▸ **Task objective**: Copy out the listing exactly.

-- start --

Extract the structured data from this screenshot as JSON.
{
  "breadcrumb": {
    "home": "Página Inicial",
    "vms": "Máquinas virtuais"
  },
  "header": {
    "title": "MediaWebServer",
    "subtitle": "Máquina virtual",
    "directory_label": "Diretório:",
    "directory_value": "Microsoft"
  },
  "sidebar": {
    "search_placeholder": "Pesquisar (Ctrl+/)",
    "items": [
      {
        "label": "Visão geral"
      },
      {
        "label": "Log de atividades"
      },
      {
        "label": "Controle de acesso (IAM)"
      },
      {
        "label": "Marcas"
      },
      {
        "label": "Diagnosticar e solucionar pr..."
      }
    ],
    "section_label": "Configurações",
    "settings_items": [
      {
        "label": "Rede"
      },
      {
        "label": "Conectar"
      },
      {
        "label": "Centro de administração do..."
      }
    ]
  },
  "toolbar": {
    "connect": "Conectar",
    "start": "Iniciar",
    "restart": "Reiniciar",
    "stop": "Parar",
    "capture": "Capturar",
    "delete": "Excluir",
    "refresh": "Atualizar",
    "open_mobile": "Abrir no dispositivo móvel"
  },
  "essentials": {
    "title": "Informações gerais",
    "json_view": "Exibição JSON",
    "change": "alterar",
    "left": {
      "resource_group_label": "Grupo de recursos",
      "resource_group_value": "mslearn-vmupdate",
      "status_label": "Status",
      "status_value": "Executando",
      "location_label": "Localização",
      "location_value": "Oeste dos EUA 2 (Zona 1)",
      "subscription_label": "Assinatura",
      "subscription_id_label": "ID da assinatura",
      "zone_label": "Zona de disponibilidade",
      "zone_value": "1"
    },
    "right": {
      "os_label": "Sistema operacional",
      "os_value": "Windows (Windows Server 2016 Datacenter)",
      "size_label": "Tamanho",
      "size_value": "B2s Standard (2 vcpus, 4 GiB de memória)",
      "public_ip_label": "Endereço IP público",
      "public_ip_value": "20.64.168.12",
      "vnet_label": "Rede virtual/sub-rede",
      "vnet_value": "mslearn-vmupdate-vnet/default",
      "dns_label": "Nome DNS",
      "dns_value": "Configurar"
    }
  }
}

-- end --

▸ **Full response**:
Extract the structured data from this screenshot as JSON.
{
  "breadcrumb": {
    "home": "Página Inicial",
    "vms": "Máquinas virtuais"
  },
  "header": {
    "title": "MediaWebServer",
    "subtitle": "Máquina virtual",
    "directory_label": "Diretório:",
    "directory_value": "Microsoft"
  },
  "sidebar": {
    "search_placeholder": "Pesquisar (Ctrl+/)",
    "items": [
      {
        "label": "Visão geral"
      },
      {
        "label": "Log de atividades"
      },
      {
        "label": "Controle de acesso (IAM)"
      },
      {
        "label": "Marcas"
      },
      {
        "label": "Diagnosticar e solucionar pr..."
      }
    ],
    "section_label": "Configurações",
    "settings_items": [
      {
        "label": "Rede"
      },
      {
        "label": "Conectar"
      },
      {
        "label": "Centro de administração do..."
      }
    ]
  },
  "toolbar": {
    "connect": "Conectar",
    "start": "Iniciar",
    "restart": "Reiniciar",
    "stop": "Parar",
    "capture": "Capturar",
    "delete": "Excluir",
    "refresh": "Atualizar",
    "open_mobile": "Abrir no dispositivo móvel"
  },
  "essentials": {
    "title": "Informações gerais",
    "json_view": "Exibição JSON",
    "change": "alterar",
    "left": {
      "resource_group_label": "Grupo de recursos",
      "resource_group_value": "mslearn-vmupdate",
      "status_label": "Status",
      "status_value": "Executando",
      "location_label": "Localização",
      "location_value": "Oeste dos EUA 2 (Zona 1)",
      "subscription_label": "Assinatura",
      "subscription_id_label": "ID da assinatura",
      "zone_label": "Zona de disponibilidade",
      "zone_value": "1"
    },
    "right": {
      "os_label": "Sistema operacional",
      "os_value": "Windows (Windows Server 2016 Datacenter)",
      "size_label": "Tamanho",
      "size_value": "B2s Standard (2 vcpus, 4 GiB de memória)",
      "public_ip_label": "Endereço IP público",
      "public_ip_value": "20.64.168.12",
      "vnet_label": "Rede virtual/sub-rede",
      "vnet_value": "mslearn-vmupdate-vnet/default",
      "dns_label": "Nome DNS",
      "dns_value": "Configurar"
    }
  }
}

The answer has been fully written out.